**WRITTEN TASK:** Will you output all of the data below exactly, omitting the images?

**DATASET RECORDS:**
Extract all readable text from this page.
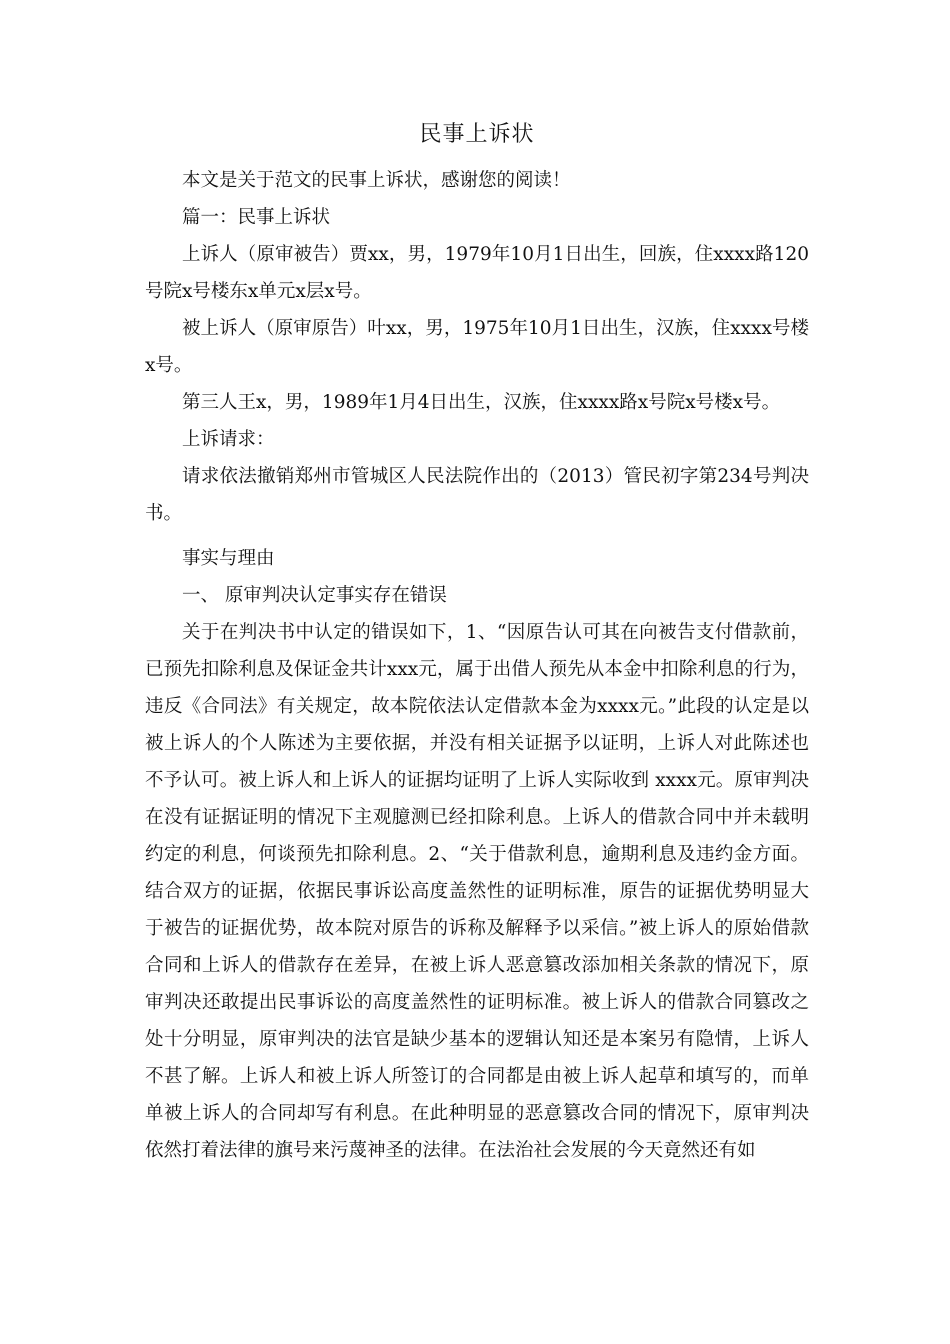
民事上诉状

本文是关于范文的民事上诉状，感谢您的阅读！

篇一：民事上诉状

上诉人（原审被告）贾xx，男，1979年10月1日出生，回族，住xxxx路120号院x号楼东x单元x层x号。

被上诉人（原审原告）叶xx，男，1975年10月1日出生，汉族，住xxxx号楼x号。

第三人王x，男，1989年1月4日出生，汉族，住xxxx路x号院x号楼x号。

上诉请求：

请求依法撤销郑州市管城区人民法院作出的（2013）管民初字第234号判决书。

事实与理由

一、 原审判决认定事实存在错误

关于在判决书中认定的错误如下，1、“因原告认可其在向被告支付借款前，已预先扣除利息及保证金共计xxx元，属于出借人预先从本金中扣除利息的行为，违反《合同法》有关规定，故本院依法认定借款本金为xxxx元。”此段的认定是以被上诉人的个人陈述为主要依据，并没有相关证据予以证明，上诉人对此陈述也不予认可。被上诉人和上诉人的证据均证明了上诉人实际收到 xxxx元。原审判决在没有证据证明的情况下主观臆测已经扣除利息。上诉人的借款合同中并未载明约定的利息，何谈预先扣除利息。2、“关于借款利息，逾期利息及违约金方面。结合双方的证据，依据民事诉讼高度盖然性的证明标准，原告的证据优势明显大于被告的证据优势，故本院对原告的诉称及解释予以采信。”被上诉人的原始借款合同和上诉人的借款存在差异，在被上诉人恶意篡改添加相关条款的情况下，原审判决还敢提出民事诉讼的高度盖然性的证明标准。被上诉人的借款合同篡改之处十分明显，原审判决的法官是缺少基本的逻辑认知还是本案另有隐情，上诉人不甚了解。上诉人和被上诉人所签订的合同都是由被上诉人起草和填写的，而单单被上诉人的合同却写有利息。在此种明显的恶意篡改合同的情况下，原审判决依然打着法律的旗号来污蔑神圣的法律。在法治社会发展的今天竟然还有如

**COMPLETED EXERCISE:**
Extract all readable text from this page.
民事上诉状

本文是关于范文的民事上诉状，感谢您的阅读！

篇一：民事上诉状

上诉人（原审被告）贾xx，男，1979年10月1日出生，回族，住xxxx路120号院x号楼东x单元x层x号。

被上诉人（原审原告）叶xx，男，1975年10月1日出生，汉族，住xxxx号楼x号。

第三人王x，男，1989年1月4日出生，汉族，住xxxx路x号院x号楼x号。

上诉请求：

请求依法撤销郑州市管城区人民法院作出的（2013）管民初字第234号判决书。

事实与理由

一、 原审判决认定事实存在错误

关于在判决书中认定的错误如下，1、“因原告认可其在向被告支付借款前，已预先扣除利息及保证金共计xxx元，属于出借人预先从本金中扣除利息的行为，违反《合同法》有关规定，故本院依法认定借款本金为xxxx元。”此段的认定是以被上诉人的个人陈述为主要依据，并没有相关证据予以证明，上诉人对此陈述也不予认可。被上诉人和上诉人的证据均证明了上诉人实际收到 xxxx元。原审判决在没有证据证明的情况下主观臆测已经扣除利息。上诉人的借款合同中并未载明约定的利息，何谈预先扣除利息。2、“关于借款利息，逾期利息及违约金方面。结合双方的证据，依据民事诉讼高度盖然性的证明标准，原告的证据优势明显大于被告的证据优势，故本院对原告的诉称及解释予以采信。”被上诉人的原始借款合同和上诉人的借款存在差异，在被上诉人恶意篡改添加相关条款的情况下，原审判决还敢提出民事诉讼的高度盖然性的证明标准。被上诉人的借款合同篡改之处十分明显，原审判决的法官是缺少基本的逻辑认知还是本案另有隐情，上诉人不甚了解。上诉人和被上诉人所签订的合同都是由被上诉人起草和填写的，而单单被上诉人的合同却写有利息。在此种明显的恶意篡改合同的情况下，原审判决依然打着法律的旗号来污蔑神圣的法律。在法治社会发展的今天竟然还有如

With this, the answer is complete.